Exercise goal
The records that follow are to be repeated exactly, with the pictures removed.

[Items from a figure collection]
________________________

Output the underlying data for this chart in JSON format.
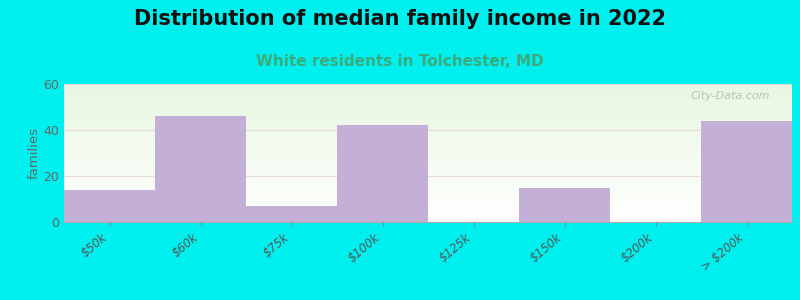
{
  "title": "Distribution of median family income in 2022",
  "subtitle": "White residents in Tolchester, MD",
  "categories": [
    "$50k",
    "$60k",
    "$75k",
    "$100k",
    "$125k",
    "$150k",
    "$200k",
    "> $200k"
  ],
  "values": [
    14,
    46,
    7,
    42,
    0,
    15,
    0,
    44
  ],
  "bar_color": "#c4afd6",
  "background_outer": "#00f0f0",
  "ylabel": "families",
  "ylim": [
    0,
    60
  ],
  "yticks": [
    0,
    20,
    40,
    60
  ],
  "watermark": "City-Data.com",
  "title_fontsize": 15,
  "subtitle_fontsize": 11,
  "subtitle_color": "#3aab7a",
  "title_color": "#111111"
}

________________________

Result
Output the underlying data for this chart in JSON format.
{
  "title": "Distribution of median family income in 2022",
  "subtitle": "White residents in Tolchester, MD",
  "categories": [
    "$50k",
    "$60k",
    "$75k",
    "$100k",
    "$125k",
    "$150k",
    "$200k",
    "> $200k"
  ],
  "values": [
    14,
    46,
    7,
    42,
    0,
    15,
    0,
    44
  ],
  "bar_color": "#c4afd6",
  "background_outer": "#00f0f0",
  "ylabel": "families",
  "ylim": [
    0,
    60
  ],
  "yticks": [
    0,
    20,
    40,
    60
  ],
  "watermark": "City-Data.com",
  "title_fontsize": 15,
  "subtitle_fontsize": 11,
  "subtitle_color": "#3aab7a",
  "title_color": "#111111"
}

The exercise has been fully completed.